***** THE RECORDS *****
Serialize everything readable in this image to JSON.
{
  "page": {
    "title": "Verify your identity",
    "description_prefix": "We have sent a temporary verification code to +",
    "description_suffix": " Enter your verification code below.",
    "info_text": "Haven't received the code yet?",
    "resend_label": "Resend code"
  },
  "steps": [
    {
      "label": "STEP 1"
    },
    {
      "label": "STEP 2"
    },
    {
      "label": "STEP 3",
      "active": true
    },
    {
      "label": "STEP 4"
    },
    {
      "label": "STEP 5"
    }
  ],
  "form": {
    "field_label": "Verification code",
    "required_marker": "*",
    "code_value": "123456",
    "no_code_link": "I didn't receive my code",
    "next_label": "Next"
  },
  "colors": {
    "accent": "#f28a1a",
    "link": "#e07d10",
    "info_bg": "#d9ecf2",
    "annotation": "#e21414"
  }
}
*****
=== WHAT TO WORK ON ===
Write out the entries in full, exactly as given.

=== ANSWER BELOW ===
Serialize everything readable in this image to JSON.
{
  "page": {
    "title": "Verify your identity",
    "description_prefix": "We have sent a temporary verification code to +",
    "description_suffix": " Enter your verification code below.",
    "info_text": "Haven't received the code yet?",
    "resend_label": "Resend code"
  },
  "steps": [
    {
      "label": "STEP 1"
    },
    {
      "label": "STEP 2"
    },
    {
      "label": "STEP 3",
      "active": true
    },
    {
      "label": "STEP 4"
    },
    {
      "label": "STEP 5"
    }
  ],
  "form": {
    "field_label": "Verification code",
    "required_marker": "*",
    "code_value": "123456",
    "no_code_link": "I didn't receive my code",
    "next_label": "Next"
  },
  "colors": {
    "accent": "#f28a1a",
    "link": "#e07d10",
    "info_bg": "#d9ecf2",
    "annotation": "#e21414"
  }
}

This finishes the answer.